- [Description of the task]: In the records below, find the line containing "Parse this screenshot: output"; give it again exactly, along with every line that follows, and nothing else.

(A run of records)
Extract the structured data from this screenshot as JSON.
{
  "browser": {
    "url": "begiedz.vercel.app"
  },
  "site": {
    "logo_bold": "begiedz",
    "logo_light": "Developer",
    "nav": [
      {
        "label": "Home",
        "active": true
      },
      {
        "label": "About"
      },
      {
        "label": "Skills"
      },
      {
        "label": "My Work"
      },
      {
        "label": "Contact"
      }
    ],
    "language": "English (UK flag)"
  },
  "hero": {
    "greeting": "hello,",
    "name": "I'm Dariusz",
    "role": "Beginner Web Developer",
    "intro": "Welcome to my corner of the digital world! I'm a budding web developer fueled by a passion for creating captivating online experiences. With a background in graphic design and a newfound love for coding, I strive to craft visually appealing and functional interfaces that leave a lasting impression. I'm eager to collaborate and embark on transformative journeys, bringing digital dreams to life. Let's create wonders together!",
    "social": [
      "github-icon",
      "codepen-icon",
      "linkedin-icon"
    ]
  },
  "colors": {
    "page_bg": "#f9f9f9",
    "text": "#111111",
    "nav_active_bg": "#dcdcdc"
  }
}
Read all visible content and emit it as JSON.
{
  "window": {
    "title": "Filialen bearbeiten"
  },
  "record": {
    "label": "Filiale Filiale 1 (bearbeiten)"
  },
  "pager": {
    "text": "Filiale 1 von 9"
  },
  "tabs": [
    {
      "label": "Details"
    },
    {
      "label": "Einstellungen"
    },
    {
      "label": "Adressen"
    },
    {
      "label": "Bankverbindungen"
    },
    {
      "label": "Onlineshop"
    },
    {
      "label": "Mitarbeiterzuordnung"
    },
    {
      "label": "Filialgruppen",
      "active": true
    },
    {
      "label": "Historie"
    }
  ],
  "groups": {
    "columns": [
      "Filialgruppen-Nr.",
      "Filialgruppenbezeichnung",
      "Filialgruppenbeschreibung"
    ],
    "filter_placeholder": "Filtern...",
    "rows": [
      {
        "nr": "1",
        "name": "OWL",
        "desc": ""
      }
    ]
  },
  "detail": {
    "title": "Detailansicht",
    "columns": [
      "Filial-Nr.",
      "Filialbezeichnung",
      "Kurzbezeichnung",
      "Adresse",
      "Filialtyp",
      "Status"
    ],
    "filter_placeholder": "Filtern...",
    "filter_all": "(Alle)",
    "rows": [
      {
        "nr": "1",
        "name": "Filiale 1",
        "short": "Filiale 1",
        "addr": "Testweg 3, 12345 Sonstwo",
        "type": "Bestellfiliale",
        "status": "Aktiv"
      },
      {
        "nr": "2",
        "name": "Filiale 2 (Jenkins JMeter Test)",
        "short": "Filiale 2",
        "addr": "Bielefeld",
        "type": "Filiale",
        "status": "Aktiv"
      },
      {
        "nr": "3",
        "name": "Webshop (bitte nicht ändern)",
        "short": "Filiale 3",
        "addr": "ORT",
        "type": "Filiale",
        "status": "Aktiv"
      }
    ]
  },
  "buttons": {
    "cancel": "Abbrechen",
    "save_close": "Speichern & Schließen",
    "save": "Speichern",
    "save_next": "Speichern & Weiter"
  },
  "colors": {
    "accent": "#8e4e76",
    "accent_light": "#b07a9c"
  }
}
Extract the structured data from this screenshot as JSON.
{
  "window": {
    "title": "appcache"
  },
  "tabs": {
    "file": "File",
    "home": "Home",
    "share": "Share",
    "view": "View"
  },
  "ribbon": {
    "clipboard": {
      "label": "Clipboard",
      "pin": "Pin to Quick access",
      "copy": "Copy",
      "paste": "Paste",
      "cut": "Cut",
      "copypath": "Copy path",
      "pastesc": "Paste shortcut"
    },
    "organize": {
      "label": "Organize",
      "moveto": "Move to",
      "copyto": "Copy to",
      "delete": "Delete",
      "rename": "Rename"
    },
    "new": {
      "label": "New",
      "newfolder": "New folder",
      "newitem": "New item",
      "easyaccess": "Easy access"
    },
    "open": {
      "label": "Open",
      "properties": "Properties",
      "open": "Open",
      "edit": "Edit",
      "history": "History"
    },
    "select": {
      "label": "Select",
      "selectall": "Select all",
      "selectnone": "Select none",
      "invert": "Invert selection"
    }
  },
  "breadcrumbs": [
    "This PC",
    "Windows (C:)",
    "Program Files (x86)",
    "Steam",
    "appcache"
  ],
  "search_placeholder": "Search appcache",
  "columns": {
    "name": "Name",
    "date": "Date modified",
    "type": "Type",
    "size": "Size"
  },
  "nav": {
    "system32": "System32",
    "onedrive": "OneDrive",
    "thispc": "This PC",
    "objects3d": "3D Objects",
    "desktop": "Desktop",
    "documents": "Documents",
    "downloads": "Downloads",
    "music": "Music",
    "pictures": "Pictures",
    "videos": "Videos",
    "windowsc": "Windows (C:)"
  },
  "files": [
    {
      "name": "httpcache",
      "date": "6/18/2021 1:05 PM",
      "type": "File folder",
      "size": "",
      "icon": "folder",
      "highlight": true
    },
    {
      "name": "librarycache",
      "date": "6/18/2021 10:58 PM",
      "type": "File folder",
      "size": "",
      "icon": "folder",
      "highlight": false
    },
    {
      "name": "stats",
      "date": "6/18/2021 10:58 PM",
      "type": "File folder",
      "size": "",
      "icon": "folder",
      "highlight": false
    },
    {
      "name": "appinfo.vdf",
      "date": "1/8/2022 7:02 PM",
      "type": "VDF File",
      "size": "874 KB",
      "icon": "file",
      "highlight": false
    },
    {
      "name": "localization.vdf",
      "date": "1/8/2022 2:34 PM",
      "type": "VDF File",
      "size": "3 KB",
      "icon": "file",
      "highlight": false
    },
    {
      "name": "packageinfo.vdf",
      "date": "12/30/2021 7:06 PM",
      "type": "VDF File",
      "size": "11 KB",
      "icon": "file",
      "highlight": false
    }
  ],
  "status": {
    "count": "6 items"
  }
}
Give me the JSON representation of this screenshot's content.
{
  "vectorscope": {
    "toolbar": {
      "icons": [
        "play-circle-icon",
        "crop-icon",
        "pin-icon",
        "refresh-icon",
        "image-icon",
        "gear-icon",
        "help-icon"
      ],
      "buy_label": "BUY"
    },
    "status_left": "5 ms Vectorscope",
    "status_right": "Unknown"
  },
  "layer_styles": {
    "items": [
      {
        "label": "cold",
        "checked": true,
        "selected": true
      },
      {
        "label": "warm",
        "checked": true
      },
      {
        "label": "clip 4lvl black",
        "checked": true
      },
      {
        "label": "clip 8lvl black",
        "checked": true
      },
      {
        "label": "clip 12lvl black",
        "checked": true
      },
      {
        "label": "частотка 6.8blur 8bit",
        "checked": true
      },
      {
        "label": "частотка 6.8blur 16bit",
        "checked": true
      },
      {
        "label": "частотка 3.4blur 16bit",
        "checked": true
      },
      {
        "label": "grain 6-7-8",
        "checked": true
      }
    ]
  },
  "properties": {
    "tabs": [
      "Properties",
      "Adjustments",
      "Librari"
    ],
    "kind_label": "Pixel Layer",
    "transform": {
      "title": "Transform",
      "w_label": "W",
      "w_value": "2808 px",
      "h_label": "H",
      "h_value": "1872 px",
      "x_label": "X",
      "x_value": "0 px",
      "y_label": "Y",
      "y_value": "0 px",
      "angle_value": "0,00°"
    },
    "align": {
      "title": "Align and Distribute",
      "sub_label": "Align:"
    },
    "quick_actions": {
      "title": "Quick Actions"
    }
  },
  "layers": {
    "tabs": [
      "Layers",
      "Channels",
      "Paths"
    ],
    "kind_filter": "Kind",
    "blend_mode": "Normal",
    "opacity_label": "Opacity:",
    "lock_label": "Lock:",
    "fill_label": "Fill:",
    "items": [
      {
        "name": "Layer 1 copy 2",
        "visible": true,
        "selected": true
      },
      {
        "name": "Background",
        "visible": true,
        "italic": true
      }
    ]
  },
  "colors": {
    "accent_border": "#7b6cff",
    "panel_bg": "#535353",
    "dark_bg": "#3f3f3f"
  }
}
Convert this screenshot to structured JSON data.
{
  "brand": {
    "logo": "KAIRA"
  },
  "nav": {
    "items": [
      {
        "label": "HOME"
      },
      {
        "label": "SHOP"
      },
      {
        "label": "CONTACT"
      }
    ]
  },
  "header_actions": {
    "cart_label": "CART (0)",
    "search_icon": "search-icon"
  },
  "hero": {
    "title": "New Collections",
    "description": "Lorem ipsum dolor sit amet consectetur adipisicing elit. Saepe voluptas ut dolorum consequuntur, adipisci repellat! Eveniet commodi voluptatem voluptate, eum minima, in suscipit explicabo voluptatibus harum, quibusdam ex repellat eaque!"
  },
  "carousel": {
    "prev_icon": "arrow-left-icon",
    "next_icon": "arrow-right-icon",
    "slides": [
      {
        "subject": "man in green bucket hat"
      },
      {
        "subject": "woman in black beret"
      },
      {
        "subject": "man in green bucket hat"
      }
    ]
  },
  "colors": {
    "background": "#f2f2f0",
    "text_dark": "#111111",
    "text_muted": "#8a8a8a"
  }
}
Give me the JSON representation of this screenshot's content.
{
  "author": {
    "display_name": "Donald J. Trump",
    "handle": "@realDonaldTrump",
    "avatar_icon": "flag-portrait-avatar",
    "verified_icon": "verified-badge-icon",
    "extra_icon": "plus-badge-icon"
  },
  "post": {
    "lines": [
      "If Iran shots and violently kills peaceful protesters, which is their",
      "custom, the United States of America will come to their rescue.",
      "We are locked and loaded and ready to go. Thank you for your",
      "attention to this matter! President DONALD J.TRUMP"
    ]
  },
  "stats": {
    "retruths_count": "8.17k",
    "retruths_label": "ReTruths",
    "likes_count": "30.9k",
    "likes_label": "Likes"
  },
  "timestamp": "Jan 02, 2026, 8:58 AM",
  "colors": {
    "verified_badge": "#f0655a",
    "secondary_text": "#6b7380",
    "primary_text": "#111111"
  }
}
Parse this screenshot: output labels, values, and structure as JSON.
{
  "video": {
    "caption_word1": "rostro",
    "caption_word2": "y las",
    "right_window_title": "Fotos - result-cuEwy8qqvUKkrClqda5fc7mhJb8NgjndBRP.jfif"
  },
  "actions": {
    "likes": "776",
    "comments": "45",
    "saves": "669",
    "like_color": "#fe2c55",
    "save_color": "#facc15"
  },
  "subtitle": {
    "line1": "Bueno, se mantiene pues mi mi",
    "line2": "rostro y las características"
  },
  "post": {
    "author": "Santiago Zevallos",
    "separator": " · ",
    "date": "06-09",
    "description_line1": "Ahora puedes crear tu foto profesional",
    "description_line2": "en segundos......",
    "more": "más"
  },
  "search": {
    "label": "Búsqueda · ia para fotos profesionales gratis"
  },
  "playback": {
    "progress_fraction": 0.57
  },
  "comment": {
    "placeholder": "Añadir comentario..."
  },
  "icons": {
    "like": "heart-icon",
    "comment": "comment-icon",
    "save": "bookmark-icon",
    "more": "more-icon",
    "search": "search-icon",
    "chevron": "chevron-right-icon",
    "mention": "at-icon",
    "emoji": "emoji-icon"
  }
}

- [Worked solution]:
Parse this screenshot: output labels, values, and structure as JSON.
{
  "video": {
    "caption_word1": "rostro",
    "caption_word2": "y las",
    "right_window_title": "Fotos - result-cuEwy8qqvUKkrClqda5fc7mhJb8NgjndBRP.jfif"
  },
  "actions": {
    "likes": "776",
    "comments": "45",
    "saves": "669",
    "like_color": "#fe2c55",
    "save_color": "#facc15"
  },
  "subtitle": {
    "line1": "Bueno, se mantiene pues mi mi",
    "line2": "rostro y las características"
  },
  "post": {
    "author": "Santiago Zevallos",
    "separator": " · ",
    "date": "06-09",
    "description_line1": "Ahora puedes crear tu foto profesional",
    "description_line2": "en segundos......",
    "more": "más"
  },
  "search": {
    "label": "Búsqueda · ia para fotos profesionales gratis"
  },
  "playback": {
    "progress_fraction": 0.57
  },
  "comment": {
    "placeholder": "Añadir comentario..."
  },
  "icons": {
    "like": "heart-icon",
    "comment": "comment-icon",
    "save": "bookmark-icon",
    "more": "more-icon",
    "search": "search-icon",
    "chevron": "chevron-right-icon",
    "mention": "at-icon",
    "emoji": "emoji-icon"
  }
}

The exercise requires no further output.